◆ **What this task involves**:
Copy out every line of the data below exactly as it appears, keeping each one unchanged.

--- START OF Extracted entries ---

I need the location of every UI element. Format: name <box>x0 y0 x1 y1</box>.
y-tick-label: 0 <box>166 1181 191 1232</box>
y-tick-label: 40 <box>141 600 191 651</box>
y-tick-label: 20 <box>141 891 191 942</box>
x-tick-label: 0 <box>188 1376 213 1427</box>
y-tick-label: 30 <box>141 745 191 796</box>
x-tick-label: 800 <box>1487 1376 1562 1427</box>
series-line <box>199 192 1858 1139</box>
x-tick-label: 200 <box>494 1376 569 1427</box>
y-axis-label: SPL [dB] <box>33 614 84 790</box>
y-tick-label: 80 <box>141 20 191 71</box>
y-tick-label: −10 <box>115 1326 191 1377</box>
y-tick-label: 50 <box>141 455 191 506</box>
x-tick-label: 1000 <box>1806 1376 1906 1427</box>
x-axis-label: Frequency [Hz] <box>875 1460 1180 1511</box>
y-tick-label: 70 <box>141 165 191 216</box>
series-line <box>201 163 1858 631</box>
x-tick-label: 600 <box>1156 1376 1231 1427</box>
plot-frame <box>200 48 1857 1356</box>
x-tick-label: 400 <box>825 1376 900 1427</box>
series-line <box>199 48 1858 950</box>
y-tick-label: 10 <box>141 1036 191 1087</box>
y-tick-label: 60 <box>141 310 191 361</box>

--- END OF Extracted entries ---

◆ **Task output**:
I need the location of every UI element. Format: name <box>x0 y0 x1 y1</box>.
y-tick-label: 0 <box>166 1181 191 1232</box>
y-tick-label: 40 <box>141 600 191 651</box>
y-tick-label: 20 <box>141 891 191 942</box>
x-tick-label: 0 <box>188 1376 213 1427</box>
y-tick-label: 30 <box>141 745 191 796</box>
x-tick-label: 800 <box>1487 1376 1562 1427</box>
series-line <box>199 192 1858 1139</box>
x-tick-label: 200 <box>494 1376 569 1427</box>
y-axis-label: SPL [dB] <box>33 614 84 790</box>
y-tick-label: 80 <box>141 20 191 71</box>
y-tick-label: −10 <box>115 1326 191 1377</box>
y-tick-label: 50 <box>141 455 191 506</box>
x-tick-label: 1000 <box>1806 1376 1906 1427</box>
x-axis-label: Frequency [Hz] <box>875 1460 1180 1511</box>
y-tick-label: 70 <box>141 165 191 216</box>
series-line <box>201 163 1858 631</box>
x-tick-label: 600 <box>1156 1376 1231 1427</box>
plot-frame <box>200 48 1857 1356</box>
x-tick-label: 400 <box>825 1376 900 1427</box>
series-line <box>199 48 1858 950</box>
y-tick-label: 10 <box>141 1036 191 1087</box>
y-tick-label: 60 <box>141 310 191 361</box>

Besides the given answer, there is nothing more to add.